-- Task to carry out --
Transcribe every entry below word for word, but skip the pictures.

-- Provided information --

========

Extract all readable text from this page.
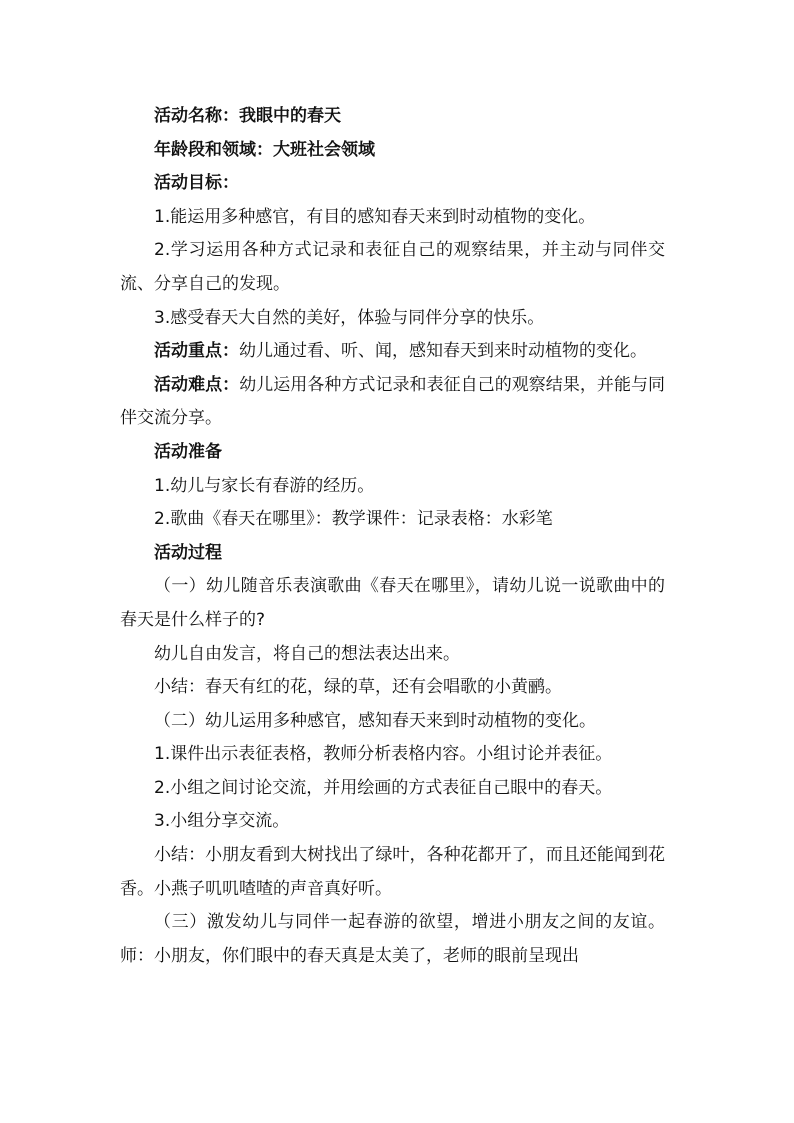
活动名称：我眼中的春天

年龄段和领域：大班社会领域

活动目标：

1.能运用多种感官，有目的感知春天来到时动植物的变化。

2.学习运用各种方式记录和表征自己的观察结果，并主动与同伴交流、分享自己的发现。

3.感受春天大自然的美好，体验与同伴分享的快乐。

活动重点：幼儿通过看、听、闻，感知春天到来时动植物的变化。

活动难点：幼儿运用各种方式记录和表征自己的观察结果，并能与同伴交流分享。

活动准备

1.幼儿与家长有春游的经历。

2.歌曲《春天在哪里》：教学课件：记录表格：水彩笔

活动过程

（一）幼儿随音乐表演歌曲《春天在哪里》，请幼儿说一说歌曲中的春天是什么样子的?

幼儿自由发言，将自己的想法表达出来。

小结：春天有红的花，绿的草，还有会唱歌的小黄鹂。

（二）幼儿运用多种感官，感知春天来到时动植物的变化。

1.课件出示表征表格，教师分析表格内容。小组讨论并表征。

2.小组之间讨论交流，并用绘画的方式表征自己眼中的春天。

3.小组分享交流。

小结：小朋友看到大树找出了绿叶，各种花都开了，而且还能闻到花香。小燕子叽叽喳喳的声音真好听。

（三）激发幼儿与同伴一起春游的欲望，增进小朋友之间的友谊。师：小朋友，你们眼中的春天真是太美了，老师的眼前呈现出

========

-- Task solution --
Extract all readable text from this page.
活动名称：我眼中的春天

年龄段和领域：大班社会领域

活动目标：

1.能运用多种感官，有目的感知春天来到时动植物的变化。

2.学习运用各种方式记录和表征自己的观察结果，并主动与同伴交流、分享自己的发现。

3.感受春天大自然的美好，体验与同伴分享的快乐。

活动重点：幼儿通过看、听、闻，感知春天到来时动植物的变化。

活动难点：幼儿运用各种方式记录和表征自己的观察结果，并能与同伴交流分享。

活动准备

1.幼儿与家长有春游的经历。

2.歌曲《春天在哪里》：教学课件：记录表格：水彩笔

活动过程

（一）幼儿随音乐表演歌曲《春天在哪里》，请幼儿说一说歌曲中的春天是什么样子的?

幼儿自由发言，将自己的想法表达出来。

小结：春天有红的花，绿的草，还有会唱歌的小黄鹂。

（二）幼儿运用多种感官，感知春天来到时动植物的变化。

1.课件出示表征表格，教师分析表格内容。小组讨论并表征。

2.小组之间讨论交流，并用绘画的方式表征自己眼中的春天。

3.小组分享交流。

小结：小朋友看到大树找出了绿叶，各种花都开了，而且还能闻到花香。小燕子叽叽喳喳的声音真好听。

（三）激发幼儿与同伴一起春游的欲望，增进小朋友之间的友谊。师：小朋友，你们眼中的春天真是太美了，老师的眼前呈现出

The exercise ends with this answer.